--- GIVEN TEXT ---
Turkey has a plan for handling almost 600 companies seized by the state for allegedly having ties to the Gulen movement, as the government looks to earn money for the Treasury.
Riot police stand guard outside the Kanalturk and Bugun TV building in Istanbul, Turkey, October 28, 2015. Turkish police on Wednesday stormed the offices of an opposition media company, days before an election, in a crackdown on companies linked to a U.S.-based cleric and foe of President Tayyip Erdogan, live footage showed. Brawls broke out and police sprayed water cannon to disperse dozens of people in front of the offices of Kanalturk and Bugun TV in Istanbul, a live broadcast on Bugun's website showed.

As of Nov. 7, the number of companies seized after the July 15 coup attempt on charges of being linked with the Gulen movement, which Turkey has declared a terrorist group, had reached 594.

All told, however, the government suspects people associated with 8,000 companies of having links with the Gulen movement. This mind-boggling number was cited by a member of the Cabinet talking with Nuray Babacan of the daily Hurriyet. He outlined a three-phase investigation of suspected companies: Conduct financial audits, appoint trustees, and close or sell the companies of those found guilty.

The Cabinet member, who wasn’t identified, suggested that anyone who had supported Gulenists financially could be subject to audits and investigations.

What will happen to the seized companies? The government wants to earn money for the Treasury by selling them off. So far, the assets of companies placed under the jurisdiction of the government's Savings Deposit Insurance Fund (TMSF) total about 30 billion Turkish liras ($9 billion). Giant companies (and their subsidiaries) such as Boydak Holding, Naksan, Koza-Ipek, Dumankaya family companies, Alfemo, Yavascalar, Kadioglu and Kaynak have been taken over by the state.

In addition, Minister of Environment and Urbanization Mehmet Ozhaseki said during a news conference that the state has seized hostels, schools, foundations and real estate totaling 15 billion liras.

--- EXERCISES ---
a – How would you put this sentence from the article on Turkey's seized companies into Spanish: "The Cabinet member, who wasn’t identified, suggested that anyone who had supported Gulenists financially could be subject to audits and investigations."?
b – Can you write the next paragraph of the article on the companies Turkey seized over alleged Gulen ties, picking up after its final sentence?

--- INFORMATION PROVIDED ---
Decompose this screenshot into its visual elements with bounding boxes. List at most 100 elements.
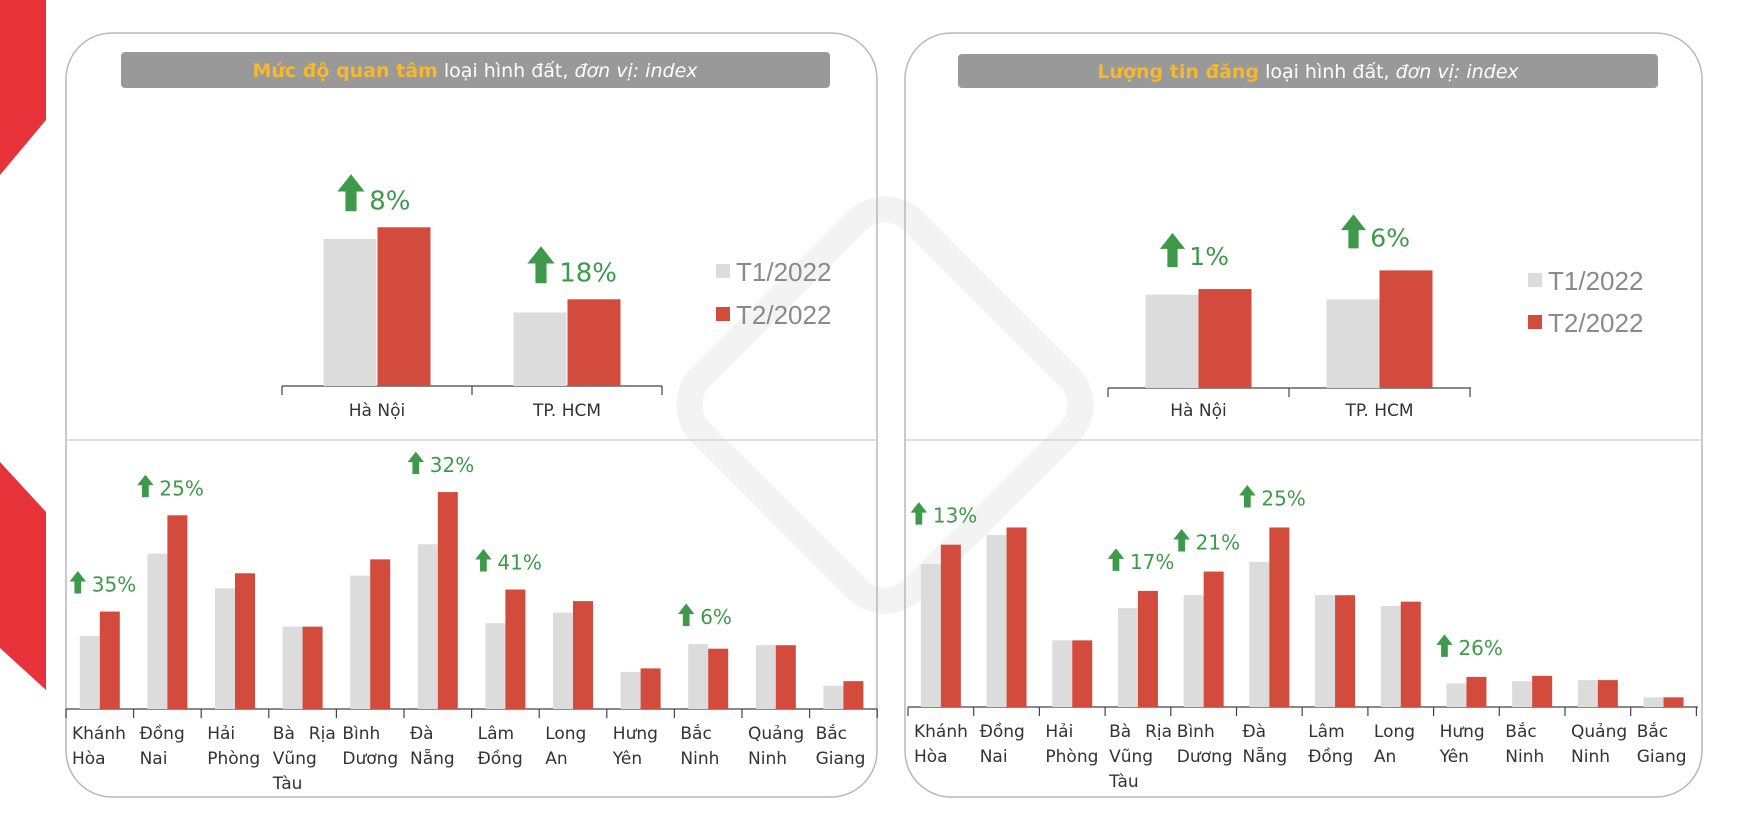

--- RESULTS ---
a – El miembro del Gabinete, cuya identidad no se dio a conocer, sugirió que cualquier persona que hubiera apoyado económicamente a los gulenistas podría ser objeto de auditorías e investigaciones.

b –
The Treasury expects to receive billions of dollars of revenues from sales of the seized companies and real estate. But certain legal procedures have to be completed first. Companies found unprofitable after financial audits will be liquidated. Any money left over from their sale will be deposited in the TMSF. If company shareholders are acquitted after trials, that money will be refunded to them. If they are found guilty, the money will be credited to the Treasury.

This procedure will also apply to companies that are continuing to operate profitably. If their owners are acquitted, there will be two options: If the company has already been sold, the money made will be returned to the owner; if not sold, then the companies will be returned to owners. If the owners are found guilty, then all sales revenues will be credited to the Treasury.

“We are working hard to keep these companies operating at maximum benefit to the economy," TMSF chairman Sakir Ercan Gul explained at a news conference.

Ercan Gul said the TMSF will not invest funds in companies with weak financial positions, which is why those companies will be closed. He noted some of the seized companies are in bad shape with no working capital, basically leaving them with no assets.

Gul indicated during a press conference that the government will not wait for the end of the trials to sell companies. But the sale process could take a long time because of the large number of companies seized or under investigation.

Deputy Prime Minister Nurettin Canikli told rhe daily Sabah that shares of publicly traded firms taken over by the TMSF are regaining their value on the stock market.

Minister of Customs and Commerce Bulent Tufenkci said the TMSF gained substantial experience in managing and selling seized companies during Turkey's 2001 economic crisis. “If such companies are put under [the] TMSF, there is nothing to worry about because the state is involved in their management. Banks can safely maintain their credit transactions with these companies. Nobody should worry about conducting business with such companies,” he told reporters.

Tufenkci added that, at the beginning, companies with even minor shareholders suspected of having ties to Gulenists were subjected to sanctions and trustees were appointed to run them. “From now on, the entire company will not be seized because of the actions of small partners. If necessary, such minor shares will be transferred to other investors,” he said.

Many companies and real estate properties linked with the Gulen movement will be for sale soon. Who will want to buy them? One interested party is Galip Ozturk, the owner of Metro Holding. He has hired a broker to buy all the shares of Koza-Ipek Holding.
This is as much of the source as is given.